Quoted text:
■ ■ ■ ■ ■ ■ ■

4. A method as claimed in claim 3, wherein checking whether bypass of the failed or overloaded service function is permitted comprises checking whether the failed or overloaded service function has been marked as essential to operation of the service chain.

5. A method as claimed in any one of the preceding claims, further comprising: checking whether traffic can flow through the failed or overloaded service function; and

if traffic cannot flow through the failed or overloaded service function, causing traffic in the service chain to follow the secondary path to the traffic exit point; and

if traffic can flow through the failed or overloaded service function, checking whether bypass of the failed or overloaded service function is instructed.

6. A method as claimed in any one of the preceding claims, wherein if the service function is overloaded;

checking whether offloading of the affected service chain is configured; and if offloading of the service chain is configured;

checking if the overloaded service function is offloadable; and

if the service function is offloadable causing at least some traffic in the service chain to follow the secondary path to the traffic exit point.

■ ■ ■ ■ ■ ■ ■

Dataset excerpts:
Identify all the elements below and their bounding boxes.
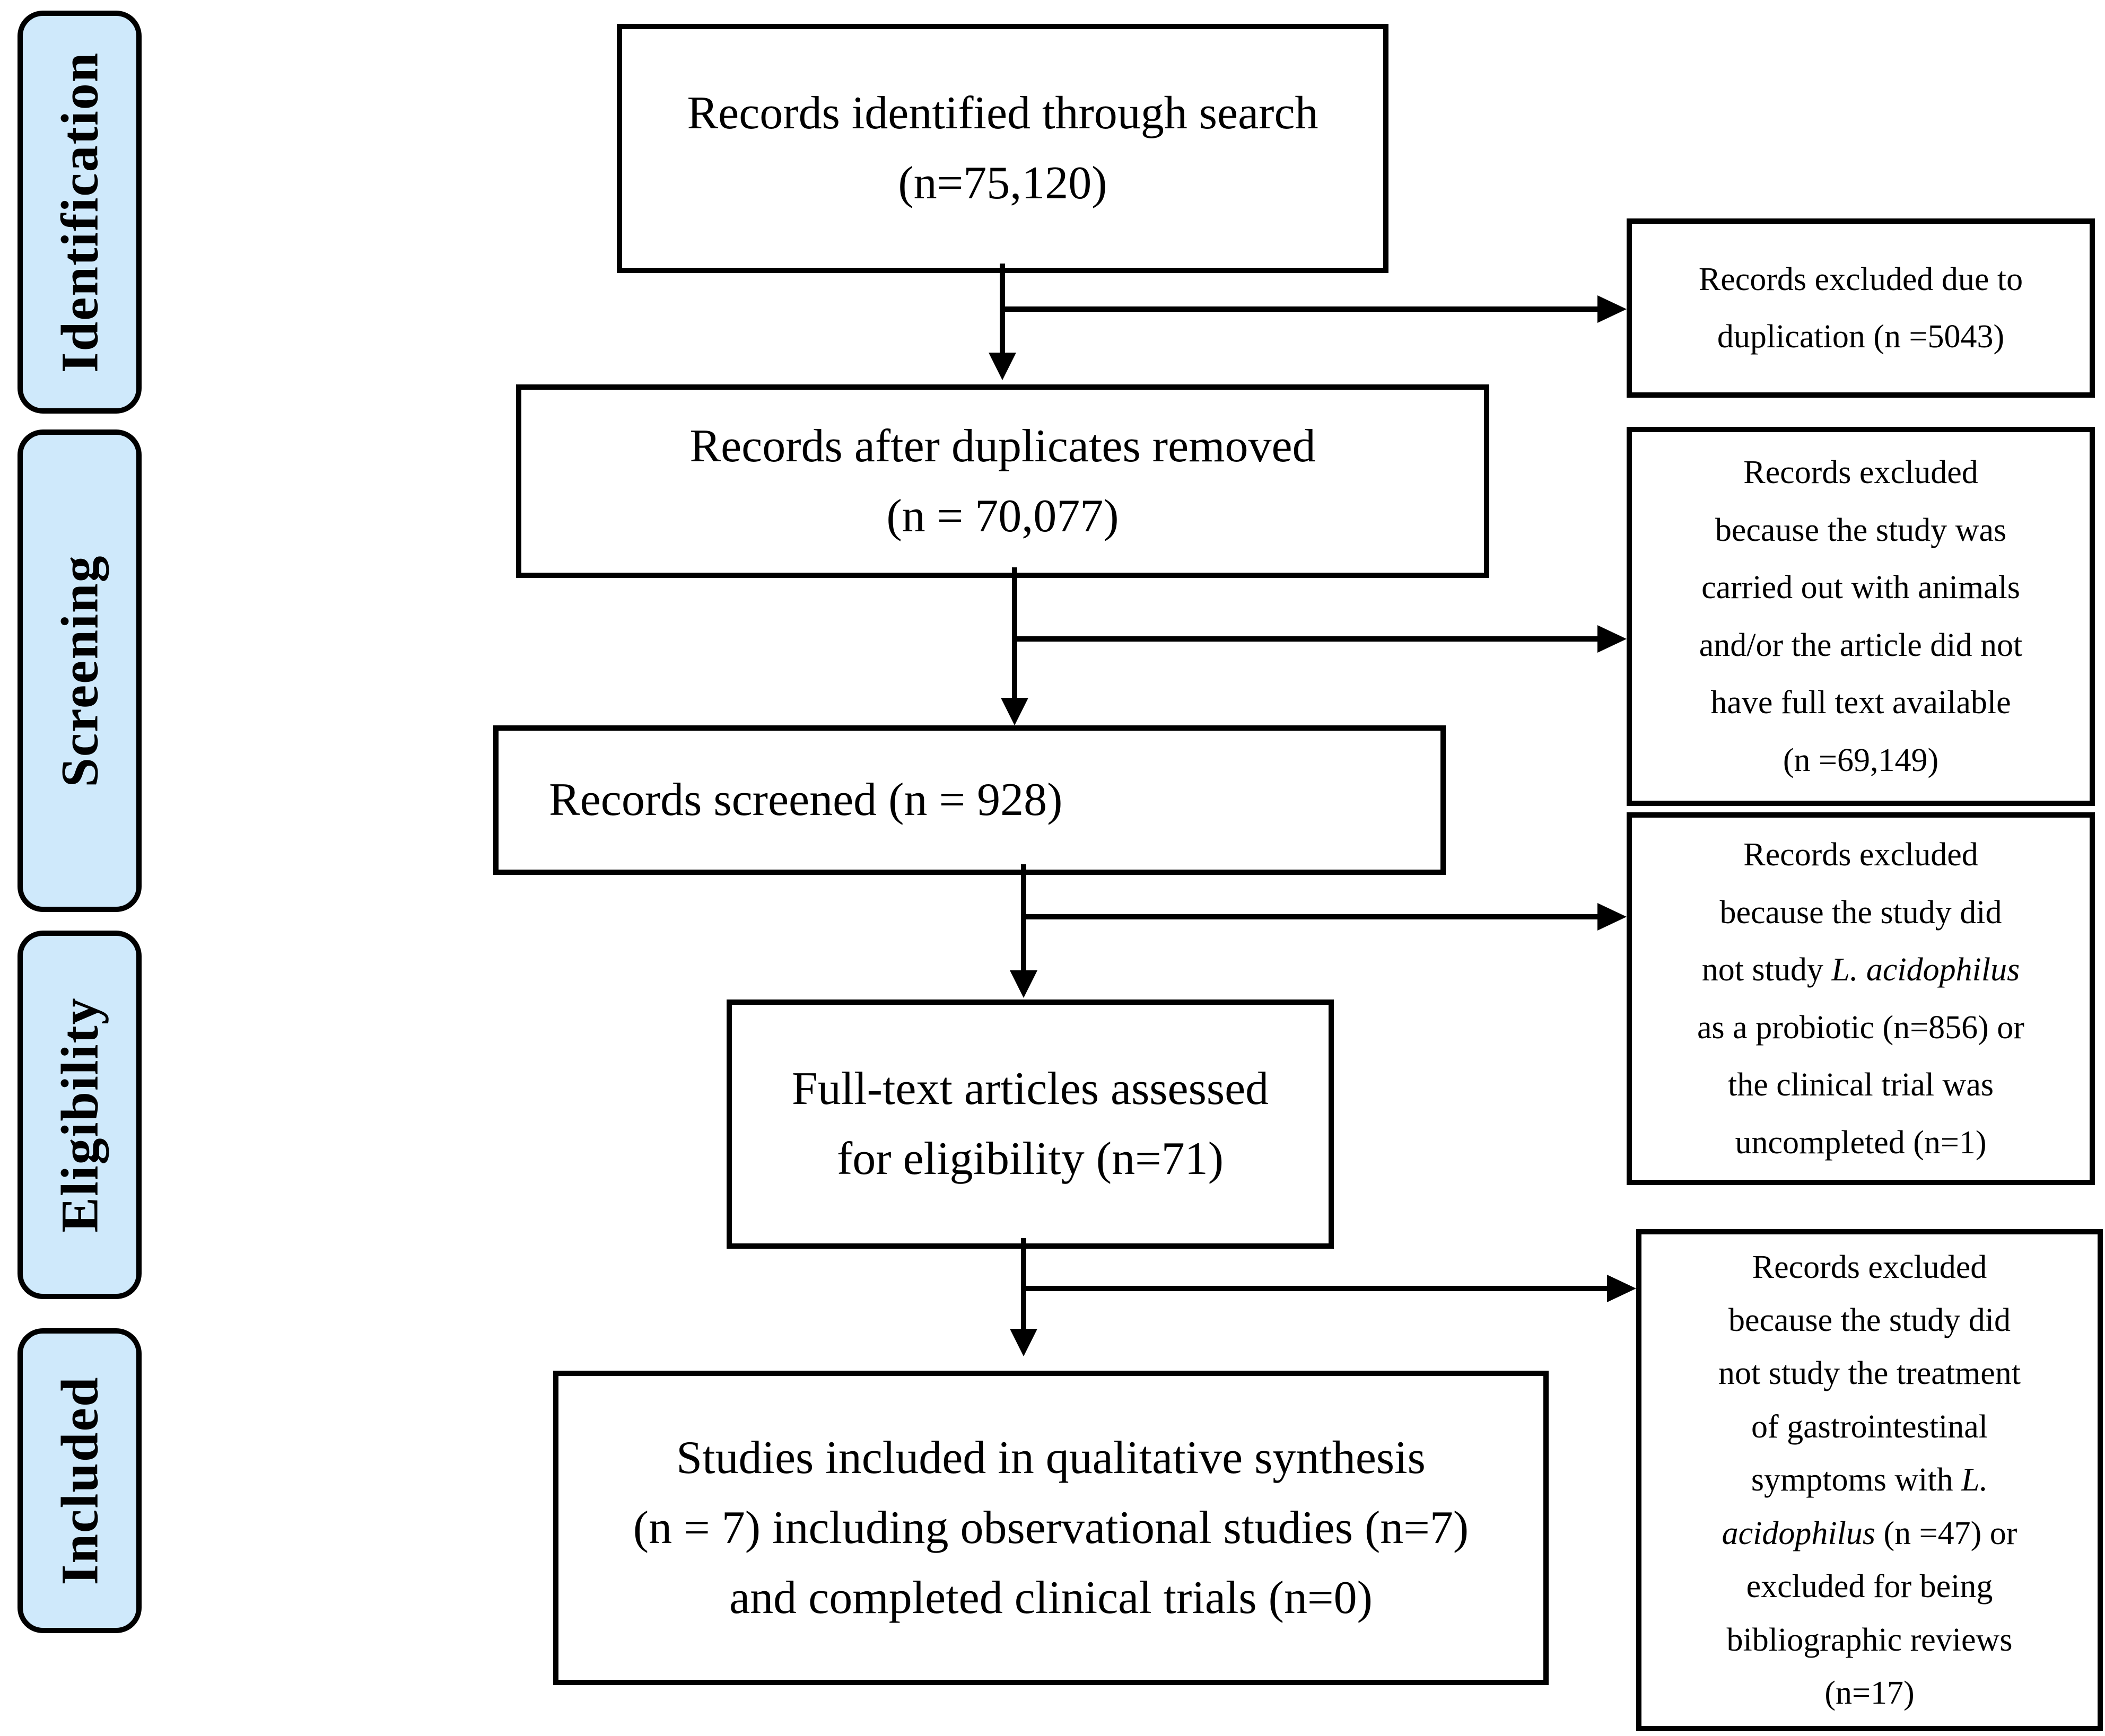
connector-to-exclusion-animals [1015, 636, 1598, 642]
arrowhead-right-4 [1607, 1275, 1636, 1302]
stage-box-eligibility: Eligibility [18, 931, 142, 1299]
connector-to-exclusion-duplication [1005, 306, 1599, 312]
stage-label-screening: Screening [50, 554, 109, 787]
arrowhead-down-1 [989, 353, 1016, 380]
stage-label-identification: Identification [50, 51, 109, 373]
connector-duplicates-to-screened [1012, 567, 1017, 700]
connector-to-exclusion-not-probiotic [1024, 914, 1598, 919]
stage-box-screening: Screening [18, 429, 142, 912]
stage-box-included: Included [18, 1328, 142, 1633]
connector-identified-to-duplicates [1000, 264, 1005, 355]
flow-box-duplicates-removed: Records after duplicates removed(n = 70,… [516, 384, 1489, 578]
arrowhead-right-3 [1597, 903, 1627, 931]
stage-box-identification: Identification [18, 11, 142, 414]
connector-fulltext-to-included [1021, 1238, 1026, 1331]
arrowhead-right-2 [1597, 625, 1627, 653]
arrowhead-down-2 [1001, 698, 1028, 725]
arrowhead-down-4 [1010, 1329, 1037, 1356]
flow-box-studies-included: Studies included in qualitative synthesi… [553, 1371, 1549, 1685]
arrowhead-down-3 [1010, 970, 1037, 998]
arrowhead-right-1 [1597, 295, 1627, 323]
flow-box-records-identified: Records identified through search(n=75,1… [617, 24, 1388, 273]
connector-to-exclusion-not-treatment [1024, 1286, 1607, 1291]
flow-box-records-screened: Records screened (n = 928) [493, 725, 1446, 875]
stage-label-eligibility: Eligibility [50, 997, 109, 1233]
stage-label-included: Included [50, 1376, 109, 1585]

■ ■ ■ ■ ■ ■ ■

Brief: Write the next part of the patent claims about service function failure and overload in a service chain, starting after the last sentence shown.

Exercise result:
7. A method as claimed in claim 6, further comprising:

checking whether traffic can flow through the overloaded service function; and if traffic cannot flow through the overloaded service function; and

if the service chain is not offloading and the service function is not offloadable causing a portion of the traffic to be dropped; and

if traffic can flow through the overloaded service function causing a portion of the traffic to flow through the service function as degraded.

8. A method as claimed in any of claims 6 or 7, wherein the portion of traffic dropped or caused to follow a secondary path is X percent of the traffic initially flowing through the primary path before the overload condition, wherein 100-X percent is the portion of traffic which can still be processed by the overloaded service function.

9. A method as claimed in claim 5, further comprising:

if bypass of the failed service function is instructed, causing traffic in the service chain to follow the secondary path to the traffic exit point; and

if bypass of the failed service function is not instructed, marking the service chain as degraded.

10. A method as claimed in any one of the preceding claims, further comprising: determining that functionality has been restored to the failed or overloaded service function; and

causing traffic in the service chain to follow a primary path to the traffic exit point, the primary path including the restored service function.

1 1 . A method as claimed in any one of the preceding claims, wherein the at least one service function comprises a plurality of service instances, and wherein determining that a service function in the service chain has failed or become overloaded comprises determining that some or all service instances of the service function have failed or become overloaded.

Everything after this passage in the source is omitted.